══ Seçilen metin ══
3.2.7. Pigment İçeriği
Öğütülmüş buğdayların sarı renkli pigment (karotenoid) içerikleri AACC metot 14-50 modifiye edilerek (örnek/solvent oranı 8g/40mL’den 1g/5mL’ye düşürülerek) belirlenmiştir. Örnekler (1 g) 15 mL hacimli tüplere aktarıldıktan sonra üzerlerine 5 mL su ile doyurulmuş n-butanol ilave edilip manuel olarak iyice çalkalanmış, 16 saat süreyle oda sıcaklığında karanlık bir ortamda tutulmuş, daha sonra 5000 dev/dk hızda 10 dk santrifüjlenerek (Hettich EBA-20, Almanya) berraklaştırılmış ve 435,8 nm dalga boyunda absorbansları ölçülerek (Perkin Elmer Lambda EZ2001, ABD) pigment içerikleri hesaplanmıştır (Pigment İçeriği (mg/kg) = Absorbans435,8 x 30,1) (Anonim,
2000; Köksel ve ark., 2000).
3.2.8. Oksidatif Enzim Aktivitesi
3.2.8.1. Enzim Ekstraksiyonu
Öğütülen buğday örneklerinden oksidatif enzimlerin ekstraksiyonu Rani ve ark. (2001) ve Aalami ve ark. (2007) tarafından tanımlanan yöntemler modifiye edilerek gerçekleştirilmiştir (Yüksel, 2009). Öğütülmüş buğday örneğine (1,0 g) 10 mL sodyum fosfat tampon çözeltisi (50 mM, pH 7,5) ilave edilmiş ve 4ºC’de 1 sa süreyle çalkalandıktan (~80 dev/dk) sonra santrifüj edilmiştir (5000 x g, 15 dk). Elde edilen sıvı ekstrakt (supernatant) enzim aktivitesi analizlerinde kullanılmıştır. Enzim ekstraktları kullanılıncaya kadar buzlu su içerisinde saklanmıştır.
3.2.8.2. Lipoksijenaz (LOX) Aktivitesi
Örneklerin LOX aktivitelerinin ölçümünde kullanılan linoleik asit substratı (7,5 x 10-3 M) Shiiba ve ark. (1991) tarafından tanımlanan yönteme göre hazırlanmış ve enzim aktiviteleri Aalami ve ark. (2007)’nın ölçüm prensibi takip edilerek belirlenmiştir. Enzim aktivitelerinin ölçümünde kullanılan spektrometrenin bulunduğu ortamın sıcaklığı önceden 22±2°C’ye ayarlanmıştır. Spektrometre küvetine sodyum asetat tampon çözeltisi (2,9 mL, 0,2 M, pH 5,5), linoleik asit substratı (50 µL) ve enzim ekstraktı (50 µL) ilave edildikten sonra hızlıca manuel olarak karıştırılmış ve absorbanstaki (234 nm) değişim 2 dk süreyle takip edilmiştir. Absorbanstaki 1 birim/dk değişim 1 enzim ünitesi (EU) kabul edilerek örneklerin LOX enzim aktiviteleri hesaplanmıştır.
═══
### Yazılı görev
Yukarıdaki buğday analiz yöntemleri metninde yazar ve yıl biçiminde atıf yapılan tüm kaynakları, her birini yalnızca bir kez yazarak sıralayın.
══ Veri alıntısı ══
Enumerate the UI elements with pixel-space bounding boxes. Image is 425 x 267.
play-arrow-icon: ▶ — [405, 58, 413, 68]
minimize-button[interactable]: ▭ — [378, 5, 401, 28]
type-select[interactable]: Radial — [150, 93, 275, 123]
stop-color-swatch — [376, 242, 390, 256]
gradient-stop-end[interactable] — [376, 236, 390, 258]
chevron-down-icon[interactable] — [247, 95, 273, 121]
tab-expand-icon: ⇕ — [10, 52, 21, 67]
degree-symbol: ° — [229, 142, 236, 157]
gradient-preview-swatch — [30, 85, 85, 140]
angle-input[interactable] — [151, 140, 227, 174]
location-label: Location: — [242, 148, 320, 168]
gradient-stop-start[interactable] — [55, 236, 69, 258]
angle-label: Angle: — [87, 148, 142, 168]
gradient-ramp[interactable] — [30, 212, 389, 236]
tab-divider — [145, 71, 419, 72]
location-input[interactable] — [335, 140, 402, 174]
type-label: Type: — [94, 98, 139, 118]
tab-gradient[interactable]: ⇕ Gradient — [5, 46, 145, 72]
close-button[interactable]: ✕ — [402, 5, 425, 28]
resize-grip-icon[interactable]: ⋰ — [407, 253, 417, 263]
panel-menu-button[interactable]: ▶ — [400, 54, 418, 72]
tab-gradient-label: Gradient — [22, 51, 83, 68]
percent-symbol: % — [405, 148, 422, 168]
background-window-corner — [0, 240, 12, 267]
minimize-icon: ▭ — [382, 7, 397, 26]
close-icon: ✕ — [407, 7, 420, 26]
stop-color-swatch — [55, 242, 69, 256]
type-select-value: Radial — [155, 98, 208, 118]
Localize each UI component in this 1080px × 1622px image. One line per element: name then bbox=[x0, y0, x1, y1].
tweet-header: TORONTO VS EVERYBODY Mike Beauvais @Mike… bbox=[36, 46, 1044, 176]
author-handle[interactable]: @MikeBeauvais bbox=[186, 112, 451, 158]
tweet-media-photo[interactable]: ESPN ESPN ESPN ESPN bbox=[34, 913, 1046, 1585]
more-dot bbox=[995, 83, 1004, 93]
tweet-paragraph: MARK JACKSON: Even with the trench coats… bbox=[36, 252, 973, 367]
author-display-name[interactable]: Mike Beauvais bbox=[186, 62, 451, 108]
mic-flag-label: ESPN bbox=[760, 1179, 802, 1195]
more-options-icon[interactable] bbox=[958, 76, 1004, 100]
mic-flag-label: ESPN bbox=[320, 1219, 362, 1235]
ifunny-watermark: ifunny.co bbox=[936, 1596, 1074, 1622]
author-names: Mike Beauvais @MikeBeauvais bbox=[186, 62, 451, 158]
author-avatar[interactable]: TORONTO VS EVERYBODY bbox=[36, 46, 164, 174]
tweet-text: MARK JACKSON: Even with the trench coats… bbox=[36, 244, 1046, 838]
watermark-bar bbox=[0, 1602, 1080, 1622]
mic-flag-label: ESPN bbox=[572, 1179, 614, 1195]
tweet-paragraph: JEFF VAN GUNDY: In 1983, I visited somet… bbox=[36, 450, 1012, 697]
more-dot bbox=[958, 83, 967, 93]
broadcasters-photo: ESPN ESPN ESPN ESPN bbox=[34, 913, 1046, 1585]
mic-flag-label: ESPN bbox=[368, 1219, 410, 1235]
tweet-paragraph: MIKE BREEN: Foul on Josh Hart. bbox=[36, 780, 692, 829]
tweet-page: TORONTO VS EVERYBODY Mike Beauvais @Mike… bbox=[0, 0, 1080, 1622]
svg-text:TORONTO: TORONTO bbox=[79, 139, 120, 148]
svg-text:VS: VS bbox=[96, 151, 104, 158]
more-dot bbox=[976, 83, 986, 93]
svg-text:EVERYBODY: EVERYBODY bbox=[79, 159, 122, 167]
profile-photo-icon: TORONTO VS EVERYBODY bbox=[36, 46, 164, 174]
═══
### Çözüm
- Anonim, 2000
- Köksel ve ark., 2000
- Rani ve ark., 2001
- Aalami ve ark., 2007
- Yüksel, 2009
- Shiiba ve ark., 1991